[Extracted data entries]
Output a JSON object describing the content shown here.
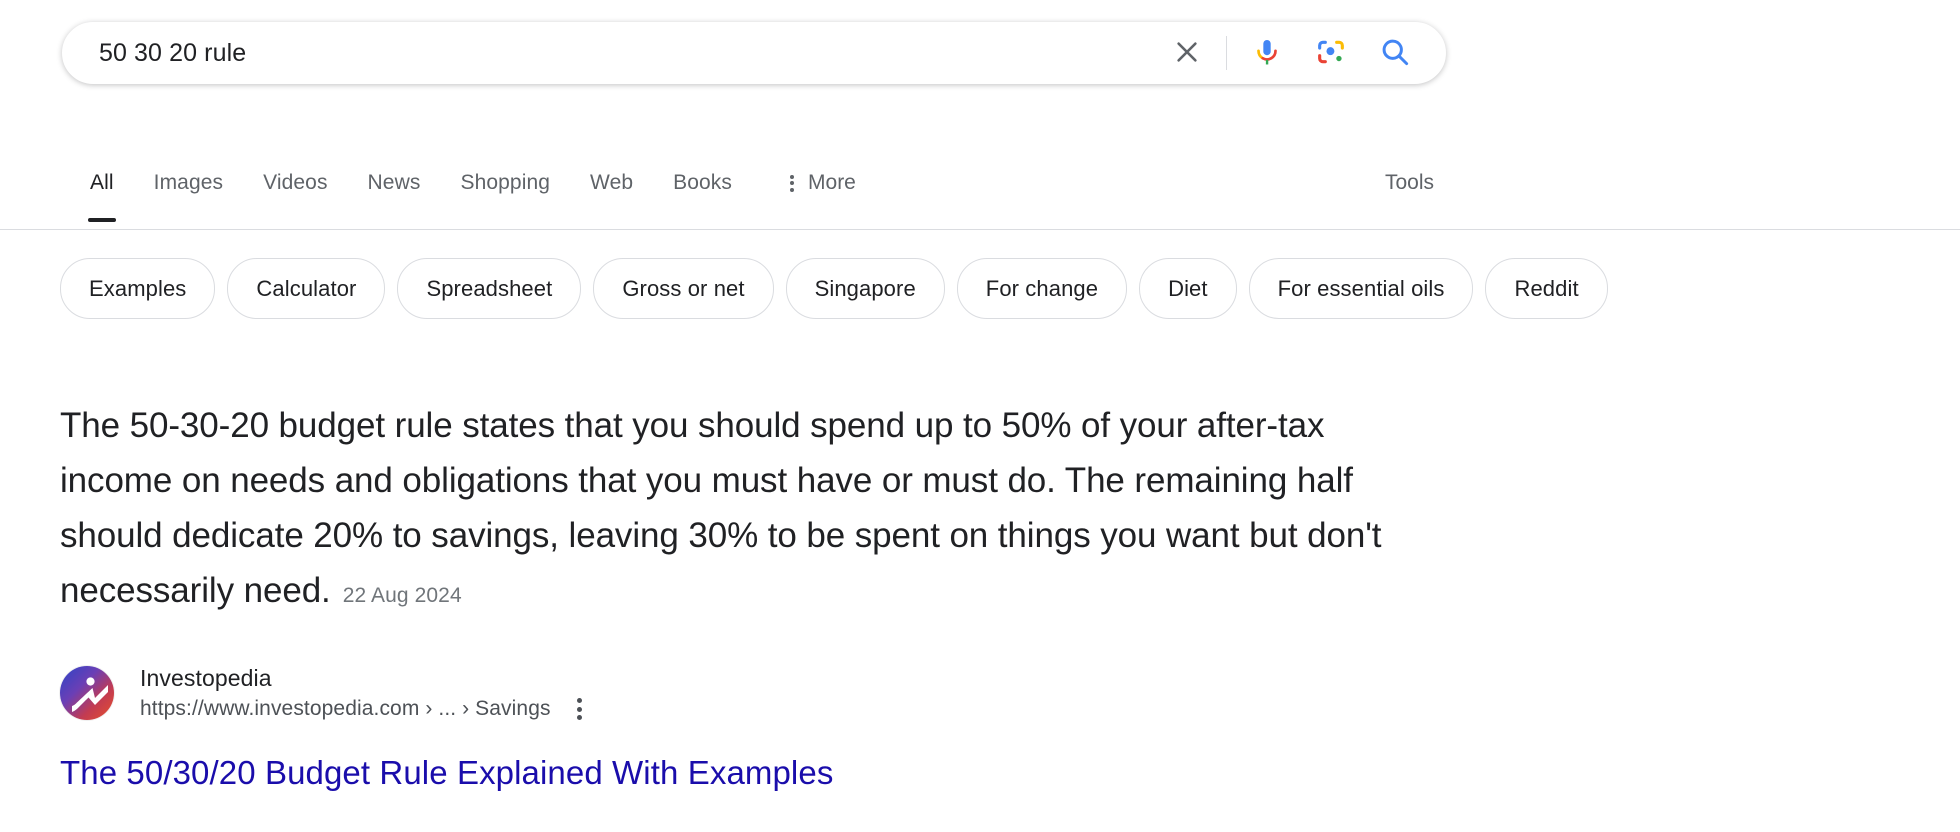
{
  "search": {
    "query": "50 30 20 rule",
    "placeholder": "Search",
    "clear_label": "Clear",
    "icons": {
      "clear": "close-icon",
      "mic": "microphone-icon",
      "lens": "google-lens-icon",
      "search": "search-icon"
    }
  },
  "nav": {
    "tabs": [
      {
        "label": "All",
        "active": true
      },
      {
        "label": "Images",
        "active": false
      },
      {
        "label": "Videos",
        "active": false
      },
      {
        "label": "News",
        "active": false
      },
      {
        "label": "Shopping",
        "active": false
      },
      {
        "label": "Web",
        "active": false
      },
      {
        "label": "Books",
        "active": false
      }
    ],
    "more_label": "More",
    "tools_label": "Tools"
  },
  "chips": [
    {
      "label": "Examples"
    },
    {
      "label": "Calculator"
    },
    {
      "label": "Spreadsheet"
    },
    {
      "label": "Gross or net"
    },
    {
      "label": "Singapore"
    },
    {
      "label": "For change"
    },
    {
      "label": "Diet"
    },
    {
      "label": "For essential oils"
    },
    {
      "label": "Reddit"
    }
  ],
  "featured_snippet": {
    "text": "The 50-30-20 budget rule states that you should spend up to 50% of your after-tax income on needs and obligations that you must have or must do. The remaining half should dedicate 20% to savings, leaving 30% to be spent on things you want but don't necessarily need.",
    "date": "22 Aug 2024"
  },
  "result": {
    "source_name": "Investopedia",
    "url": "https://www.investopedia.com › ... › Savings",
    "title": "The 50/30/20 Budget Rule Explained With Examples",
    "favicon_name": "investopedia-favicon",
    "menu_name": "result-options-menu"
  },
  "colors": {
    "link": "#1a0dab",
    "text": "#202124",
    "muted": "#70757a",
    "url": "#4d5156",
    "border": "#dadce0",
    "google_blue": "#4285f4",
    "google_red": "#ea4335",
    "google_yellow": "#fbbc05",
    "google_green": "#34a853"
  }
}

- EXERCISE OBJECTIVE -
Give only the number of lines in the material above that include the word "result".

- EXPECTED OUTPUT -
2